→ **YOUR INSTRUCTIONS**
Write out the entire listing below exactly as it appears, minus any pictures.
——————
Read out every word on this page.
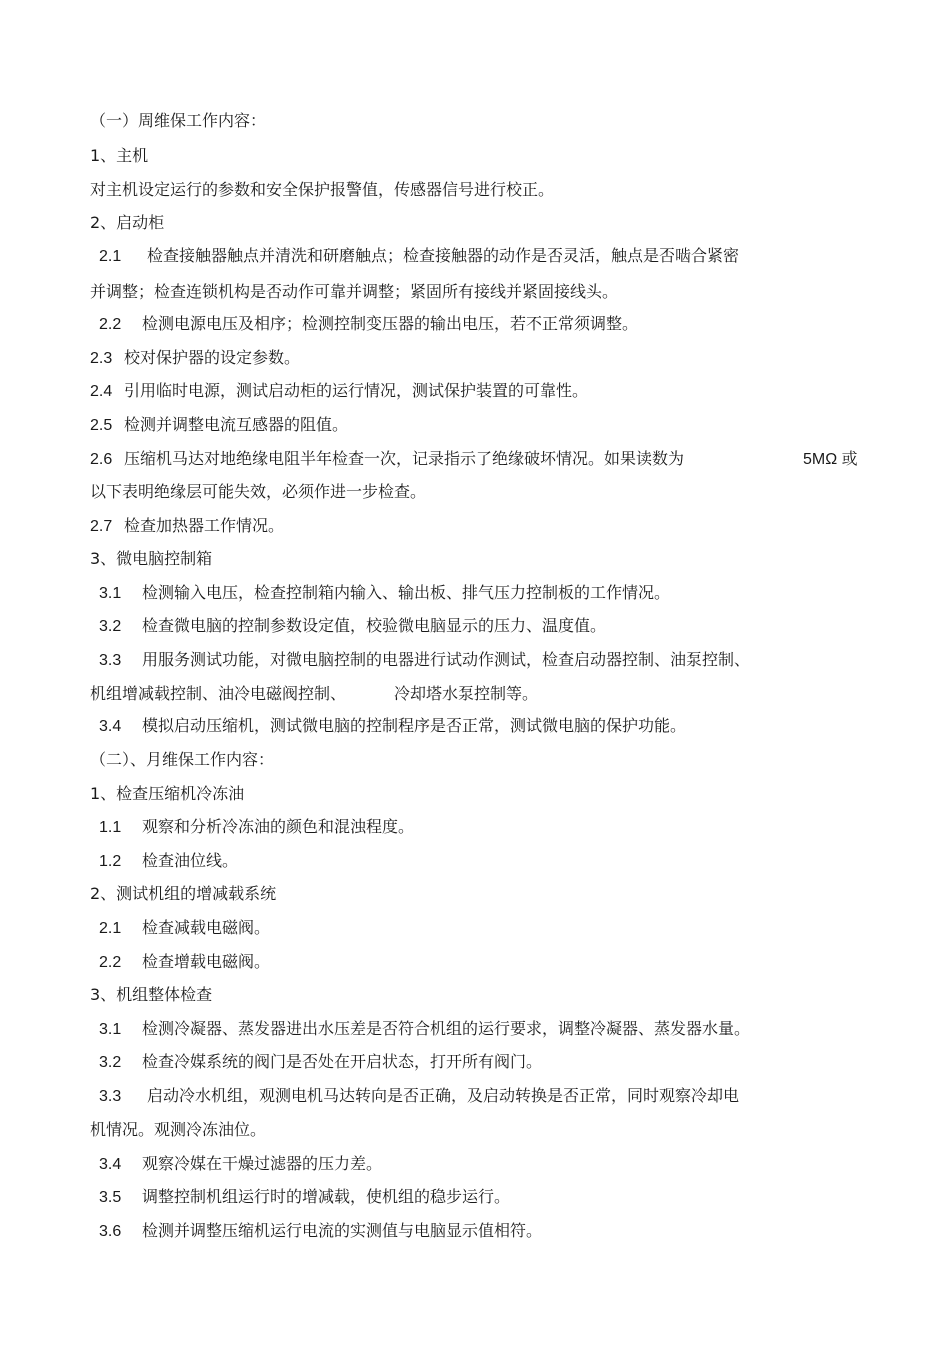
（一）周维保工作内容：
1、主机
对主机设定运行的参数和安全保护报警值，传感器信号进行校正。
2、启动柜
2.1 检查接触器触点并清洗和研磨触点；检查接触器的动作是否灵活，触点是否啮合紧密
并调整；检查连锁机构是否动作可靠并调整；紧固所有接线并紧固接线头。
2.2 检测电源电压及相序；检测控制变压器的输出电压，若不正常须调整。
2.3 校对保护器的设定参数。
2.4 引用临时电源，测试启动柜的运行情况，测试保护装置的可靠性。
2.5 检测并调整电流互感器的阻值。
2.6 压缩机马达对地绝缘电阻半年检查一次，记录指示了绝缘破坏情况。如果读数为	5MΩ 或
以下表明绝缘层可能失效，必须作进一步检查。
2.7 检查加热器工作情况。
3、微电脑控制箱
3.1 检测输入电压，检查控制箱内输入、输出板、排气压力控制板的工作情况。
3.2 检查微电脑的控制参数设定值，校验微电脑显示的压力、温度值。
3.3 用服务测试功能，对微电脑控制的电器进行试动作测试，检查启动器控制、油泵控制、
机组增减载控制、油冷电磁阀控制、	冷却塔水泵控制等。
3.4 模拟启动压缩机，测试微电脑的控制程序是否正常，测试微电脑的保护功能。
（二）、月维保工作内容：
1、检查压缩机冷冻油
1.1 观察和分析冷冻油的颜色和混浊程度。
1.2 检查油位线。
2、测试机组的增减载系统
2.1 检查减载电磁阀。
2.2 检查增载电磁阀。
3、机组整体检查
3.1 检测冷凝器、蒸发器进出水压差是否符合机组的运行要求，调整冷凝器、蒸发器水量。
3.2 检查冷媒系统的阀门是否处在开启状态，打开所有阀门。
3.3 启动冷水机组，观测电机马达转向是否正确，及启动转换是否正常，同时观察冷却电
机情况。观测冷冻油位。
3.4 观察冷媒在干燥过滤器的压力差。
3.5 调整控制机组运行时的增减载，使机组的稳步运行。
3.6 检测并调整压缩机运行电流的实测值与电脑显示值相符。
——————
→ **OUTPUT OF THE EXERCISE**
Read out every word on this page.
（一）周维保工作内容：
1、主机
对主机设定运行的参数和安全保护报警值，传感器信号进行校正。
2、启动柜
2.1 检查接触器触点并清洗和研磨触点；检查接触器的动作是否灵活，触点是否啮合紧密
并调整；检查连锁机构是否动作可靠并调整；紧固所有接线并紧固接线头。
2.2 检测电源电压及相序；检测控制变压器的输出电压，若不正常须调整。
2.3 校对保护器的设定参数。
2.4 引用临时电源，测试启动柜的运行情况，测试保护装置的可靠性。
2.5 检测并调整电流互感器的阻值。
2.6 压缩机马达对地绝缘电阻半年检查一次，记录指示了绝缘破坏情况。如果读数为	5MΩ 或
以下表明绝缘层可能失效，必须作进一步检查。
2.7 检查加热器工作情况。
3、微电脑控制箱
3.1 检测输入电压，检查控制箱内输入、输出板、排气压力控制板的工作情况。
3.2 检查微电脑的控制参数设定值，校验微电脑显示的压力、温度值。
3.3 用服务测试功能，对微电脑控制的电器进行试动作测试，检查启动器控制、油泵控制、
机组增减载控制、油冷电磁阀控制、	冷却塔水泵控制等。
3.4 模拟启动压缩机，测试微电脑的控制程序是否正常，测试微电脑的保护功能。
（二）、月维保工作内容：
1、检查压缩机冷冻油
1.1 观察和分析冷冻油的颜色和混浊程度。
1.2 检查油位线。
2、测试机组的增减载系统
2.1 检查减载电磁阀。
2.2 检查增载电磁阀。
3、机组整体检查
3.1 检测冷凝器、蒸发器进出水压差是否符合机组的运行要求，调整冷凝器、蒸发器水量。
3.2 检查冷媒系统的阀门是否处在开启状态，打开所有阀门。
3.3 启动冷水机组，观测电机马达转向是否正确，及启动转换是否正常，同时观察冷却电
机情况。观测冷冻油位。
3.4 观察冷媒在干燥过滤器的压力差。
3.5 调整控制机组运行时的增减载，使机组的稳步运行。
3.6 检测并调整压缩机运行电流的实测值与电脑显示值相符。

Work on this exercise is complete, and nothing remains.